SUPPLIED TEXT:

────

In 20 years from now, I believe wholeheartedly Gen Y will be named the greatest generation – ever. This generation will be known for many of their accomplishments, and in doing so – I believe they are going to change the world – for the better.
In the end, the innovation created will be mind-bogglingly and clearly, the driver to their success. You think I’m crazy? Think about it. This group experienced life without computers and have been connected 24/7 which lends itself to their techno savviness. Still not convinced? Well, from the following list of Gen Yers, it looks like they are off to a pretty good start.
- Matt Mullenweg (born January 11, 1984) is the co-founder of the open-source blogging platform, WordPress, the most popular publishing platform on the web, and the founder of Automattic, the company behind WordPress.com. Additionally, Matt is a principal and founder of Audrey Capital, an investment and research company.
- Evan Spiegel (born June 4, 1990) is the co-founder of Snapchat made big news in 2013 by reportedly turning down a $3 billion purchase by Facebook. Inside of 3 years after it’s launch, Snapchat users send 700 million photos and videos per day, with it’s content being viewed 500 million times per day.
- Marc Nager (born in 1985) may just be the most influential figure in the startup community. Nager is the CEO and Co-Director of Startup Weekend. Under Nager’s tutelage, Startup Weekend has held over 1,000 events across more than 400 cities in over 100 countries, creating nearly 8,500 startups. The organization has also raised over $1M in grants from The Bill & Melinda Gates Foundation and The Kauffman Foundation, and acquired Startup Digest, the free email newsletter on everything going on in the tech startup community.
- Jack Kim (born in 1985) is a Seattle teenager that founded Benelab, a search engine that generates donations. Kim had made some search engines in the past and quickly learned the power of a search engine in generating revenue from little traffic. He says the search engine's mission is "to make philanthropy easy and more accessible." After establishing the "no adults" rule, Kim began recruiting classmates to be part of his "non-profit organization with a startup vibe" team.

────

INFORMATION PROVIDED:
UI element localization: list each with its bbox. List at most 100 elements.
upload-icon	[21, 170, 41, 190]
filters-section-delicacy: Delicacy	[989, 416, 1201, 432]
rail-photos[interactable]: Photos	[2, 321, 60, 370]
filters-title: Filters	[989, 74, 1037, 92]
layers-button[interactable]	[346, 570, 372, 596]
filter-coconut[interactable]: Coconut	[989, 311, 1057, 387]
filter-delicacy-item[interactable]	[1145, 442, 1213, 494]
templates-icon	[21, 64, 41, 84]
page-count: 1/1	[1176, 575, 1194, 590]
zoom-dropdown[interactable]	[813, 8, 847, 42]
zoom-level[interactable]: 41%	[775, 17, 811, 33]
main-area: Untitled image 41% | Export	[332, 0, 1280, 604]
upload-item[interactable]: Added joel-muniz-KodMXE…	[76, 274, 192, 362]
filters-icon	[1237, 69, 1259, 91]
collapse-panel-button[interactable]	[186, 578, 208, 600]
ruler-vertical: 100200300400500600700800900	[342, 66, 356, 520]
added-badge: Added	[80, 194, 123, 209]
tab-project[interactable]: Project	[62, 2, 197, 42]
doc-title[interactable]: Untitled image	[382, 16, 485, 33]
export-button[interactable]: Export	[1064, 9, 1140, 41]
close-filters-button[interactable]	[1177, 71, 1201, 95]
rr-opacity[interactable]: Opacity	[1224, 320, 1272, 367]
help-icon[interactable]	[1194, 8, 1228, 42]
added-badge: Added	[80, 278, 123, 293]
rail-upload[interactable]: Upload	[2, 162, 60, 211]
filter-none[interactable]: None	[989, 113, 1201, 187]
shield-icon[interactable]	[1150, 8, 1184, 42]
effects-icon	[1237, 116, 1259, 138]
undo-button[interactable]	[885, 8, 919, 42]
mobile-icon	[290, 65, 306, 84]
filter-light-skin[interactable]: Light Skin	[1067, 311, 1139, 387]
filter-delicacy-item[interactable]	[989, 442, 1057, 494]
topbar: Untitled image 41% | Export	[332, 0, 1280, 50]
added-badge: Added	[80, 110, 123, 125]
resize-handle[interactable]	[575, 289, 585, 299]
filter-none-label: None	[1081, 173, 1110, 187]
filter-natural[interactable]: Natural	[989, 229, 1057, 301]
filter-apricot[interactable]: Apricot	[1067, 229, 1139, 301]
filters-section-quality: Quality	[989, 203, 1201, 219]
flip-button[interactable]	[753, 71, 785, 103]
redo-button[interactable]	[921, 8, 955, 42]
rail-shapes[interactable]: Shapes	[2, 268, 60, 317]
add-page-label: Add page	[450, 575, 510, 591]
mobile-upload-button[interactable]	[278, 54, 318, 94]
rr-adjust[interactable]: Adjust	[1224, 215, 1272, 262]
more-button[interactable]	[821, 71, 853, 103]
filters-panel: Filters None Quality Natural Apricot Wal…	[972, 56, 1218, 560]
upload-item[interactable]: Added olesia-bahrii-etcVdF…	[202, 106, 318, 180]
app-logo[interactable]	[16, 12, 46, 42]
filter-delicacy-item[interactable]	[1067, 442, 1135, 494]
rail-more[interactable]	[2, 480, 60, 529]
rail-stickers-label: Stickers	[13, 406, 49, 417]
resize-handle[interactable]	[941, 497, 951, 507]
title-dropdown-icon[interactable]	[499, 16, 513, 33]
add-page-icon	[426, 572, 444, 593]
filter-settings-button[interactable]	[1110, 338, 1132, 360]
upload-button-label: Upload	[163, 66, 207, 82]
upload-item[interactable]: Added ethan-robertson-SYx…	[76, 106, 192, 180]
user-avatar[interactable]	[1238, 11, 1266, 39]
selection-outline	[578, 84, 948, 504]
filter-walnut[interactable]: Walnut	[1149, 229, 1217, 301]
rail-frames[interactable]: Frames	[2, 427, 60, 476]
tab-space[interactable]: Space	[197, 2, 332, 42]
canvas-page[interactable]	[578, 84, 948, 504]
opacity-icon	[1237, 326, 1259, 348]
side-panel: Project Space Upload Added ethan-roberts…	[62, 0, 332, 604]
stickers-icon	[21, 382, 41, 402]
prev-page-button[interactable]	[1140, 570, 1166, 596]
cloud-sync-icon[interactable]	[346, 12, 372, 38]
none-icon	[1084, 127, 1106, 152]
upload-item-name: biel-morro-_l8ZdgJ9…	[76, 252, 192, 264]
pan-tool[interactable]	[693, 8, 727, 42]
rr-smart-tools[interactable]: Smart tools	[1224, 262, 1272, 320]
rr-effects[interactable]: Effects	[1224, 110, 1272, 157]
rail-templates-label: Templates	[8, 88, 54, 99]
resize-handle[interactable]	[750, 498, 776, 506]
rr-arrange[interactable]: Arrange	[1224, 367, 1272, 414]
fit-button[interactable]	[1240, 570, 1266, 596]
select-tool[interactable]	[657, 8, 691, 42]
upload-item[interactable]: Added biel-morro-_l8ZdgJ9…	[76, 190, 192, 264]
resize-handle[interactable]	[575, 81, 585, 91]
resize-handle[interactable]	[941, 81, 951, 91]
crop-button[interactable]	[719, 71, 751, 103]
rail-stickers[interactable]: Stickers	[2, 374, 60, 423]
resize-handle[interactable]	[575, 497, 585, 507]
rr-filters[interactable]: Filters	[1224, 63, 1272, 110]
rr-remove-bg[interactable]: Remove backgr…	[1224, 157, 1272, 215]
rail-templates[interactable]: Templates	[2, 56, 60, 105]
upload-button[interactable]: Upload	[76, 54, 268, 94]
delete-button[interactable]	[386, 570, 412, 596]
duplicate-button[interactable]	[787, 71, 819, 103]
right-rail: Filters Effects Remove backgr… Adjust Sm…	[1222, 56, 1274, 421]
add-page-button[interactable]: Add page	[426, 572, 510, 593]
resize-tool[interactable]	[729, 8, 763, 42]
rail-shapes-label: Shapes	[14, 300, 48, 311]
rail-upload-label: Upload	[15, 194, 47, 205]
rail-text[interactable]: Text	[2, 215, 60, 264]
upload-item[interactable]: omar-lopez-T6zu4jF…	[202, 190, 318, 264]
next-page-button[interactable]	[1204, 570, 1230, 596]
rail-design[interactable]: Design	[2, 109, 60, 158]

────

ASSIGNED TASK: Reproduce word for word the portion of the text on Generation Y that runs from "- Matt Mullenweg" to "and research company.".

COMPLETED EXERCISE:
- Matt Mullenweg (born January 11, 1984) is the co-founder of the open-source blogging platform, WordPress, the most popular publishing platform on the web, and the founder of Automattic, the company behind WordPress.com. Additionally, Matt is a principal and founder of Audrey Capital, an investment and research company.